### Data section

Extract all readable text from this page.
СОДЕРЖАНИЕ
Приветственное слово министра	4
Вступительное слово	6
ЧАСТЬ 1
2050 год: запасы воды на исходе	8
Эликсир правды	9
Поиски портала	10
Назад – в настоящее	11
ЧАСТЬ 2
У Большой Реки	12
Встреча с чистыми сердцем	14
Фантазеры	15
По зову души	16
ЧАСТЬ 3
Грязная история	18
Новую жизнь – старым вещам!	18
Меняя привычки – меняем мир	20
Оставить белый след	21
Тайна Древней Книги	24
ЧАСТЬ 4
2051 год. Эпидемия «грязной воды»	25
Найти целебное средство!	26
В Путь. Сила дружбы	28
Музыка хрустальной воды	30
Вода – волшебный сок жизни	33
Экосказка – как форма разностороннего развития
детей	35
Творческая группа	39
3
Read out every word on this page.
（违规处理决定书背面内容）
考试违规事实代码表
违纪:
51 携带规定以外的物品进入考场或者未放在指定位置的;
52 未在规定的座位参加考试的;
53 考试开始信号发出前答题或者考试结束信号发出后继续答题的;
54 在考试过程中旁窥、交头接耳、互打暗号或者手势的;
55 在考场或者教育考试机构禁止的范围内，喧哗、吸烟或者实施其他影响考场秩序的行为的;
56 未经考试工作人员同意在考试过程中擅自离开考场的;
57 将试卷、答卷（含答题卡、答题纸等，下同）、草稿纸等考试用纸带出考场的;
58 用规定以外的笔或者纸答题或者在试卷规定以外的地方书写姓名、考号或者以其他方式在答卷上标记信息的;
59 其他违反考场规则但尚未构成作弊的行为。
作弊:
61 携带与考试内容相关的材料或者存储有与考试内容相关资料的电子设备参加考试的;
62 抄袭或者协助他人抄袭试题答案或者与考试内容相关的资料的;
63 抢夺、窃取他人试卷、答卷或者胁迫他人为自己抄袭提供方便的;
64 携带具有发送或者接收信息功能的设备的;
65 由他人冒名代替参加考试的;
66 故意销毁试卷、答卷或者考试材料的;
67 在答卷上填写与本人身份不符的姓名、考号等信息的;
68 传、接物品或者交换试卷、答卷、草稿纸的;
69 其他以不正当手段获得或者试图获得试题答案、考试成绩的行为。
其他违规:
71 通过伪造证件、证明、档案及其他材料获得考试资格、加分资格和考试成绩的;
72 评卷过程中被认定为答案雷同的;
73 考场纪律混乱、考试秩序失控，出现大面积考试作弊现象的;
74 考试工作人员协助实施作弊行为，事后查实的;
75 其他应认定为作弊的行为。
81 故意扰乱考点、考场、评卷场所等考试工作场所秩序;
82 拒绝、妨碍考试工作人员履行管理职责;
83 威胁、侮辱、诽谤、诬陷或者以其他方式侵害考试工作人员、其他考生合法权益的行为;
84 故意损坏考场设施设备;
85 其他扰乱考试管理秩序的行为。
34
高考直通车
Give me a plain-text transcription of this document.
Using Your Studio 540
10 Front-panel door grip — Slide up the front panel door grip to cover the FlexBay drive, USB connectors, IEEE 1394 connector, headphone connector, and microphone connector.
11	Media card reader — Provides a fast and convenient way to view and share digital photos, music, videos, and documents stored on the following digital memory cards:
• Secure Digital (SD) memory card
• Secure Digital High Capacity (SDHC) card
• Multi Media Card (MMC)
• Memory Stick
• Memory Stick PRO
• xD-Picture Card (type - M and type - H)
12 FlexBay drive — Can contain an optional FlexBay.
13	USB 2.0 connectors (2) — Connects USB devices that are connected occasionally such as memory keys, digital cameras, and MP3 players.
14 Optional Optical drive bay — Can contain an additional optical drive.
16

######

> _Short problem_: Copy out each line of the material that holds the word "drive".

> _Result_:
10 Front-panel door grip — Slide up the front panel door grip to cover the FlexBay drive, USB connectors, IEEE 1394 connector, headphone connector, and microphone connector.
12 FlexBay drive — Can contain an optional FlexBay.
14 Optional Optical drive bay — Can contain an additional optical drive.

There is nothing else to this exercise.